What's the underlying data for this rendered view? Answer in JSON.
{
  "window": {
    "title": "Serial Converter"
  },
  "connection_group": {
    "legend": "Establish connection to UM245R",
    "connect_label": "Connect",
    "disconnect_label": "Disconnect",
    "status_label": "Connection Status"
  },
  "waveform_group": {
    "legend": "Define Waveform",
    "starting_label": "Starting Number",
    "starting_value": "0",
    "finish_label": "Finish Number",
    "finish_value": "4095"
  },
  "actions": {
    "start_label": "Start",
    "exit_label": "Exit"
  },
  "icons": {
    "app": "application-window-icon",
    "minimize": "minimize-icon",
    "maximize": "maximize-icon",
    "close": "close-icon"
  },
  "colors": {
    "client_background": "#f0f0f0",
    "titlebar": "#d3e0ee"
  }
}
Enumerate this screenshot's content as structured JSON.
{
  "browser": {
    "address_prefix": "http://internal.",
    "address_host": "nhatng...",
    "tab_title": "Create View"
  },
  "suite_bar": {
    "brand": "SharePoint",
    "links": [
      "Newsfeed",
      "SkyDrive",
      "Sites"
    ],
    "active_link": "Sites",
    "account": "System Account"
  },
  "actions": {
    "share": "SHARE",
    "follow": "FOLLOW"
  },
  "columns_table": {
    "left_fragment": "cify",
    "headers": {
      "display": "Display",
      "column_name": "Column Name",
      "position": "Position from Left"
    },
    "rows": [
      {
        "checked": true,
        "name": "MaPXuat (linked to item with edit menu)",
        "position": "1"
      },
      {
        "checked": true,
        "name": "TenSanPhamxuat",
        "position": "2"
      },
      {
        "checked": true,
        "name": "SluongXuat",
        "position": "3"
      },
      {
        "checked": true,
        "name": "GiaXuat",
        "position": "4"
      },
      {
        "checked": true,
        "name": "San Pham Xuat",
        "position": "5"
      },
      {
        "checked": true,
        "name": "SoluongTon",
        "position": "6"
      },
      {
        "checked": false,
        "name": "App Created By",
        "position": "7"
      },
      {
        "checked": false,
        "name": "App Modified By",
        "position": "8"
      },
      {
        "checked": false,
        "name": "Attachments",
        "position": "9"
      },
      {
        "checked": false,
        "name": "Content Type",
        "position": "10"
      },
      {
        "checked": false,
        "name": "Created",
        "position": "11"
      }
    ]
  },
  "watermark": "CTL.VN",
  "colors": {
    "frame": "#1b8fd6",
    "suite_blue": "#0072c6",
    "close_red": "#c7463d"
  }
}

# Problem statement:
Quote all of the entries exactly as they appear.

# Answer to the exercise:
What's the underlying data for this rendered view? Answer in JSON.
{
  "window": {
    "title": "Serial Converter"
  },
  "connection_group": {
    "legend": "Establish connection to UM245R",
    "connect_label": "Connect",
    "disconnect_label": "Disconnect",
    "status_label": "Connection Status"
  },
  "waveform_group": {
    "legend": "Define Waveform",
    "starting_label": "Starting Number",
    "starting_value": "0",
    "finish_label": "Finish Number",
    "finish_value": "4095"
  },
  "actions": {
    "start_label": "Start",
    "exit_label": "Exit"
  },
  "icons": {
    "app": "application-window-icon",
    "minimize": "minimize-icon",
    "maximize": "maximize-icon",
    "close": "close-icon"
  },
  "colors": {
    "client_background": "#f0f0f0",
    "titlebar": "#d3e0ee"
  }
}
Enumerate this screenshot's content as structured JSON.
{
  "browser": {
    "address_prefix": "http://internal.",
    "address_host": "nhatng...",
    "tab_title": "Create View"
  },
  "suite_bar": {
    "brand": "SharePoint",
    "links": [
      "Newsfeed",
      "SkyDrive",
      "Sites"
    ],
    "active_link": "Sites",
    "account": "System Account"
  },
  "actions": {
    "share": "SHARE",
    "follow": "FOLLOW"
  },
  "columns_table": {
    "left_fragment": "cify",
    "headers": {
      "display": "Display",
      "column_name": "Column Name",
      "position": "Position from Left"
    },
    "rows": [
      {
        "checked": true,
        "name": "MaPXuat (linked to item with edit menu)",
        "position": "1"
      },
      {
        "checked": true,
        "name": "TenSanPhamxuat",
        "position": "2"
      },
      {
        "checked": true,
        "name": "SluongXuat",
        "position": "3"
      },
      {
        "checked": true,
        "name": "GiaXuat",
        "position": "4"
      },
      {
        "checked": true,
        "name": "San Pham Xuat",
        "position": "5"
      },
      {
        "checked": true,
        "name": "SoluongTon",
        "position": "6"
      },
      {
        "checked": false,
        "name": "App Created By",
        "position": "7"
      },
      {
        "checked": false,
        "name": "App Modified By",
        "position": "8"
      },
      {
        "checked": false,
        "name": "Attachments",
        "position": "9"
      },
      {
        "checked": false,
        "name": "Content Type",
        "position": "10"
      },
      {
        "checked": false,
        "name": "Created",
        "position": "11"
      }
    ]
  },
  "watermark": "CTL.VN",
  "colors": {
    "frame": "#1b8fd6",
    "suite_blue": "#0072c6",
    "close_red": "#c7463d"
  }
}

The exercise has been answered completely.